_Description of the task_.
Which lines hold the string "Koondoola"? Copy every one of them.

_The input_.
--- start ---

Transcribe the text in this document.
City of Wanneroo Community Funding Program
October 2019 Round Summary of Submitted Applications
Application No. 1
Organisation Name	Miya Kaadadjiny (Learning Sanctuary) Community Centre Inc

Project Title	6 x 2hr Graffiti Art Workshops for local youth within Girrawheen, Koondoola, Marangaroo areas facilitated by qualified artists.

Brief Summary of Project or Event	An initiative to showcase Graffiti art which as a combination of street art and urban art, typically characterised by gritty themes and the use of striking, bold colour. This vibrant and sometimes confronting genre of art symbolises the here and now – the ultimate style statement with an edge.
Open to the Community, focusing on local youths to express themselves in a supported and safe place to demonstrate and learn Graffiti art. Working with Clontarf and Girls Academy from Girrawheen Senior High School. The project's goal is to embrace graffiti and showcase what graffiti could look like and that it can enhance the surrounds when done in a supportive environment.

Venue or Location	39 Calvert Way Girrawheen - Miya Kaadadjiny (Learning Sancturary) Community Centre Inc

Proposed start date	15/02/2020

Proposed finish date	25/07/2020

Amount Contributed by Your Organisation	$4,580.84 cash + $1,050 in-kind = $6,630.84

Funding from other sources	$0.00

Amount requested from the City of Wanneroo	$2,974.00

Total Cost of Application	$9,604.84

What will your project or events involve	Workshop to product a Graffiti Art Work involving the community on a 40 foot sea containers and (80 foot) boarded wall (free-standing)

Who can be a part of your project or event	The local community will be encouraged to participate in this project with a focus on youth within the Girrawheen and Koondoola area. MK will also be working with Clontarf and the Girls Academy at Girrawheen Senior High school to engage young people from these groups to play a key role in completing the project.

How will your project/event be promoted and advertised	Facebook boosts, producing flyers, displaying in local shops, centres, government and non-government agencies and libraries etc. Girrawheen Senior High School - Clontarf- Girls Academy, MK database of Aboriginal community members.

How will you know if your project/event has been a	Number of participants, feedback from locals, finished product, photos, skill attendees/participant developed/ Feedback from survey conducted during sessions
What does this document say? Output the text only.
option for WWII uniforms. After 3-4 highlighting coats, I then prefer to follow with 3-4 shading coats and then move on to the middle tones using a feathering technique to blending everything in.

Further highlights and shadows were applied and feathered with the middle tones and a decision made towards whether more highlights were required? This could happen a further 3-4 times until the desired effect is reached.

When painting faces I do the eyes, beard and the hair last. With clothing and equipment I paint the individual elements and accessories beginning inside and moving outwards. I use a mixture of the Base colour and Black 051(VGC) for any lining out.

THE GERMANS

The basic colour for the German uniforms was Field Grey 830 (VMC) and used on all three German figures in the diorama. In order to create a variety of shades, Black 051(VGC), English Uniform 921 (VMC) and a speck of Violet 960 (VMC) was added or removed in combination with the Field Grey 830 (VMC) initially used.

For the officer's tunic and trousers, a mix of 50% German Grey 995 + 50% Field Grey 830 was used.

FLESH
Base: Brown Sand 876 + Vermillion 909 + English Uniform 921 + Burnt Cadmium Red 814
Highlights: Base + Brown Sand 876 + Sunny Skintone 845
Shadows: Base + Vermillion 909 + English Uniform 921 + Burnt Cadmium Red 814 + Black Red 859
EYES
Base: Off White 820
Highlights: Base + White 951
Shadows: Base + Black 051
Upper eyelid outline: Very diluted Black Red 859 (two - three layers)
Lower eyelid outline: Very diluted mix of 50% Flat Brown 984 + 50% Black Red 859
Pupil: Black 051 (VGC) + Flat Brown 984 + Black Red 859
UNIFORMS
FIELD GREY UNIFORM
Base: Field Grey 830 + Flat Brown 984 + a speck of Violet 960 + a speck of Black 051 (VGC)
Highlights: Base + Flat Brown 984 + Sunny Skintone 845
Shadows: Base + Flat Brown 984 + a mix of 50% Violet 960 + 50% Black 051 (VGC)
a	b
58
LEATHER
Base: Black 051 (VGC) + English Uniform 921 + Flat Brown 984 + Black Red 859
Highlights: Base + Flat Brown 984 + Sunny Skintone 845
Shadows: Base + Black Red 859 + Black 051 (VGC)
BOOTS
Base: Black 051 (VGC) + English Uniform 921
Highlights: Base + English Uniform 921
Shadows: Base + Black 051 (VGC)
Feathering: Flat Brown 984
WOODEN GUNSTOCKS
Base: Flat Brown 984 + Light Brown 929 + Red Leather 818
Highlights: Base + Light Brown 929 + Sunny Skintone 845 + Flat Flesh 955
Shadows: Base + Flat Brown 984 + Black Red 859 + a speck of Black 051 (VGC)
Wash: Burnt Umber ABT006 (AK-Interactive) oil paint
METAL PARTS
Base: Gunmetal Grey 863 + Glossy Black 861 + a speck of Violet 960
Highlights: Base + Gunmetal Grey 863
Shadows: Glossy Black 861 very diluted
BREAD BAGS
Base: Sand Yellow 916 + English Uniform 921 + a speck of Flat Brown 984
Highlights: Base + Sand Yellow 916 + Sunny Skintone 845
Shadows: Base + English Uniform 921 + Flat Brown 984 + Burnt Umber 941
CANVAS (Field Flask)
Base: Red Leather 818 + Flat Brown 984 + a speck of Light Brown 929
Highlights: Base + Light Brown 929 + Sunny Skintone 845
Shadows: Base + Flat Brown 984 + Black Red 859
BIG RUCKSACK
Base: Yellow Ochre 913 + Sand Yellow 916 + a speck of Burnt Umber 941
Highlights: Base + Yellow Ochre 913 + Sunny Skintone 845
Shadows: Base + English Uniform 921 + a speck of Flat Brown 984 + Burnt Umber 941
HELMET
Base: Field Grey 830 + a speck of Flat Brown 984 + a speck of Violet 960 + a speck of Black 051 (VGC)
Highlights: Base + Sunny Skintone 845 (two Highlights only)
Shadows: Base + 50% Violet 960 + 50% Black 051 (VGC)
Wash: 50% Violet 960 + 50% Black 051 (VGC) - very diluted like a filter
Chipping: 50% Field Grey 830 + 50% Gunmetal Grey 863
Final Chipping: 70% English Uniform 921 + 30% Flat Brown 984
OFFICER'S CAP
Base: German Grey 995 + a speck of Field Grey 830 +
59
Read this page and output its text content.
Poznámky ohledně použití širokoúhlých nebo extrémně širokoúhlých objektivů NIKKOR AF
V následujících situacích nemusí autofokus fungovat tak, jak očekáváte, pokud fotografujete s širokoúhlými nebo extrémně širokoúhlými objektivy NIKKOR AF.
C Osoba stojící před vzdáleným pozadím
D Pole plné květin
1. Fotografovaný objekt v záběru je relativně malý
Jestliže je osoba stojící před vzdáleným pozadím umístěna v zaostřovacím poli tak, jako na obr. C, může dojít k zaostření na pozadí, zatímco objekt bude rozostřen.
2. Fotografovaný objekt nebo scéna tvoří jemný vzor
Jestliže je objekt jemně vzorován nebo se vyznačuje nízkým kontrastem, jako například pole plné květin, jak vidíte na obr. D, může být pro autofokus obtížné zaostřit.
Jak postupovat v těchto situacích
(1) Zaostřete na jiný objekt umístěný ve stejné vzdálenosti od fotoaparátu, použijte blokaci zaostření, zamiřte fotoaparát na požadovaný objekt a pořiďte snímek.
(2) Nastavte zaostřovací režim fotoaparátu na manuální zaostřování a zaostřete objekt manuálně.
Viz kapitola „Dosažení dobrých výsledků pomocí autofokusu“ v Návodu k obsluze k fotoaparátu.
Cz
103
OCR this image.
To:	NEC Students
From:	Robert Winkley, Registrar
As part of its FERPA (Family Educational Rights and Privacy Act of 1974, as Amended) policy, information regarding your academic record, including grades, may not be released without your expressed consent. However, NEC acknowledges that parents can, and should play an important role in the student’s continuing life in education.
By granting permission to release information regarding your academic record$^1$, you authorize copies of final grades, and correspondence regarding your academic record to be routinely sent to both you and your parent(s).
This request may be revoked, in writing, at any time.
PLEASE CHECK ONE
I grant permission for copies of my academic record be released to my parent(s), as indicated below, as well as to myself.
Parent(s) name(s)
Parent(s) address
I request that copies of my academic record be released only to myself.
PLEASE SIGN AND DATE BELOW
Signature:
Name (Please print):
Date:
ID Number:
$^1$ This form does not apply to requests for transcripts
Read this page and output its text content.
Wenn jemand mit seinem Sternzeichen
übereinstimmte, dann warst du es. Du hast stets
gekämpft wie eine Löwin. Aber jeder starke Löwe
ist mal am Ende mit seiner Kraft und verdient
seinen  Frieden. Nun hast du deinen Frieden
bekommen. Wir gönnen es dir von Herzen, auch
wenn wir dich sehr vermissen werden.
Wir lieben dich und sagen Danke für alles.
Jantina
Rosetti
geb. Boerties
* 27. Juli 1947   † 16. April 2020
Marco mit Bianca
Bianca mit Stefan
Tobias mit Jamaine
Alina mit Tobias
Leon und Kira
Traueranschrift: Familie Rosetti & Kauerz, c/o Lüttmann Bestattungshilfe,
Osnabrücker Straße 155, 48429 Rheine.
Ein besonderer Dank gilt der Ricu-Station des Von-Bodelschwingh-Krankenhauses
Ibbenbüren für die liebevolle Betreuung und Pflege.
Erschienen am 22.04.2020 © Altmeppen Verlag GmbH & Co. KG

--- end ---

_Exercise result_.
Project Title	6 x 2hr Graffiti Art Workshops for local youth within Girrawheen, Koondoola, Marangaroo areas facilitated by qualified artists.
Who can be a part of your project or event	The local community will be encouraged to participate in this project with a focus on youth within the Girrawheen and Koondoola area. MK will also be working with Clontarf and the Girls Academy at Girrawheen Senior High school to engage young people from these groups to play a key role in completing the project.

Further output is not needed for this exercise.